- DIRECTIONS -
How many lines of these entries hold the string "Panny"? Reply with the number alone.

- SOURCE DATA -
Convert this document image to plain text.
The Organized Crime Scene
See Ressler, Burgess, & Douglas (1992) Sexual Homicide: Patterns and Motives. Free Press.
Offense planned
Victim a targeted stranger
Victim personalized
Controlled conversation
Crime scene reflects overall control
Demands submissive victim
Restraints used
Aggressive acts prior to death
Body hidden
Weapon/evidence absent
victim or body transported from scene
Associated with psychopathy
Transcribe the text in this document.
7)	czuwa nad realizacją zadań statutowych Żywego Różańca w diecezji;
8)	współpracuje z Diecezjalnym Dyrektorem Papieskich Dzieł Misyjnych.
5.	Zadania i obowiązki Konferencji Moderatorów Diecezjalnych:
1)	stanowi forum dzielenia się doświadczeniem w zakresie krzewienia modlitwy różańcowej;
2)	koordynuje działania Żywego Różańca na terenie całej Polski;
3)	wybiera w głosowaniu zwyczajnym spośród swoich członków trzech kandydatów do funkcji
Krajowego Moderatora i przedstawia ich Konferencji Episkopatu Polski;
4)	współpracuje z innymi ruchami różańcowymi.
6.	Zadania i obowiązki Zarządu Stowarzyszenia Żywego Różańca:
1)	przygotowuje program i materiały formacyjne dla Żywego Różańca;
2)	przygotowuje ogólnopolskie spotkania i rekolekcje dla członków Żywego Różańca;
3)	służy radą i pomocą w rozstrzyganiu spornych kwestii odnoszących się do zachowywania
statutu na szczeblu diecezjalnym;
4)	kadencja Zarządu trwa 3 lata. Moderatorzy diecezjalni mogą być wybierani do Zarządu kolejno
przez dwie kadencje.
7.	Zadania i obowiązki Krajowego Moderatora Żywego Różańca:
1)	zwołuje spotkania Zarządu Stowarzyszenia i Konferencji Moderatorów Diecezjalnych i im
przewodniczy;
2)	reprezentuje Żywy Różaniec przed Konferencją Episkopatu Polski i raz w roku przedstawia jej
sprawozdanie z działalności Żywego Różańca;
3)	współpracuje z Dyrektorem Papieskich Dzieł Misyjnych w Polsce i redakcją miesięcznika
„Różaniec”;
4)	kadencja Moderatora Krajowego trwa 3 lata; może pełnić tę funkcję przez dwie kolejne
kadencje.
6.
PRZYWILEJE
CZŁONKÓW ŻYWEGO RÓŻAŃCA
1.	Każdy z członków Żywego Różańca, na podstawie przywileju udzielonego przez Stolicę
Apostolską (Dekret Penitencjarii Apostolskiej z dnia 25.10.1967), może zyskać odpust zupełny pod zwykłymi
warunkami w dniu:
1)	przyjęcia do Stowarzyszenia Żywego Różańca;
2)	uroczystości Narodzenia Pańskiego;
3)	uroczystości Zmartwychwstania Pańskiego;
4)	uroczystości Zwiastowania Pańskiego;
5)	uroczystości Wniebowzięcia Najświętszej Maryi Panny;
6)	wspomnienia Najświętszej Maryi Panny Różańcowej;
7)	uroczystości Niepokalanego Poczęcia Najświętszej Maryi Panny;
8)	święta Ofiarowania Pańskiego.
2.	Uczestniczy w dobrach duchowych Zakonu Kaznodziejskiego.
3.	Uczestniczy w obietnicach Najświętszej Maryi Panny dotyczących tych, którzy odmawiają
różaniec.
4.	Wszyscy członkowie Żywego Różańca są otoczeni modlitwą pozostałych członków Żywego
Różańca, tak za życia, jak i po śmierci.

- RESPONSE BELOW -
4